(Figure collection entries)
- - - - - - -

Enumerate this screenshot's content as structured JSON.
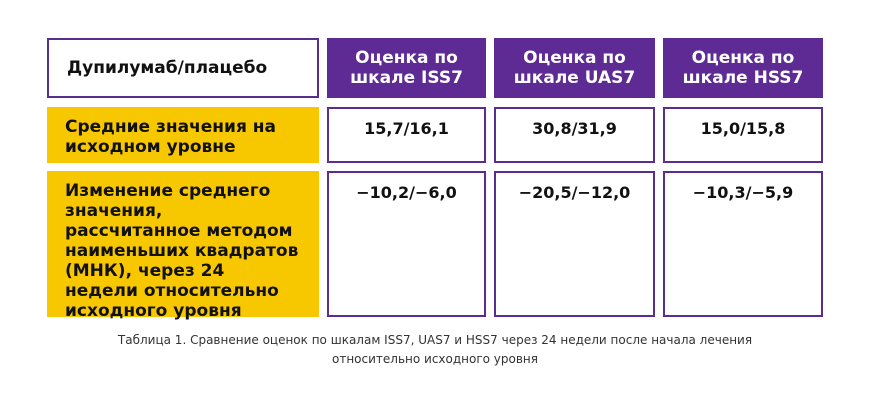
{
  "table": {
    "corner_label": "Дупилумаб/плацебо",
    "columns": [
      "Оценка по шкале ISS7",
      "Оценка по шкале UAS7",
      "Оценка по шкале HSS7"
    ],
    "rows": [
      {
        "label": "Средние значения на исходном уровне",
        "values": [
          "15,7/16,1",
          "30,8/31,9",
          "15,0/15,8"
        ]
      },
      {
        "label": "Изменение среднего значения, рассчитанное методом наименьших квадратов (МНК), через 24 недели относительно исходного уровня",
        "values": [
          "−10,2/−6,0",
          "−20,5/−12,0",
          "−10,3/−5,9"
        ]
      }
    ]
  },
  "caption": {
    "line1": "Таблица 1. Сравнение оценок по шкалам ISS7, UAS7 и HSS7 через 24 недели после начала лечения",
    "line2": "относительно исходного уровня"
  },
  "colors": {
    "purple": "#5e2a94",
    "yellow": "#f7c800"
  }
}
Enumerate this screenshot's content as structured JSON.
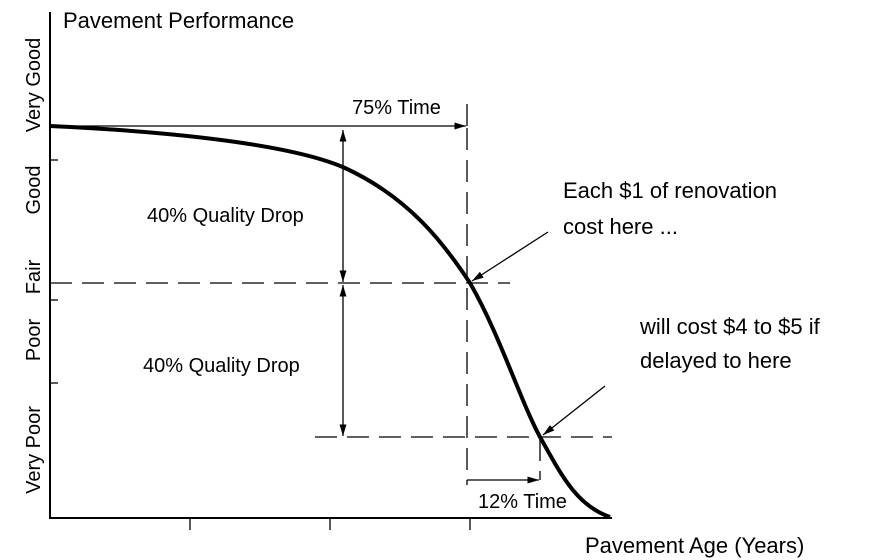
{
  "title": "Pavement Performance",
  "x_axis_label": "Pavement Age (Years)",
  "y_levels": [
    "Very Good",
    "Good",
    "Fair",
    "Poor",
    "Very Poor"
  ],
  "annotations": {
    "time_75": "75% Time",
    "drop_1": "40% Quality Drop",
    "drop_2": "40% Quality Drop",
    "note_1": [
      "Each $1 of renovation",
      "cost here ..."
    ],
    "note_2": [
      "will cost $4 to $5 if",
      "delayed to here"
    ],
    "time_12": "12% Time"
  }
}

- - - - - - -

Find all lines with "значения" in them and copy each one.

OUTPUT OF THE TASK:
        "label": "Средние значения на исходном уровне",
        "label": "Изменение среднего значения, рассчитанное методом наименьших квадратов (МНК), через 24 недели относительно исходного уровня",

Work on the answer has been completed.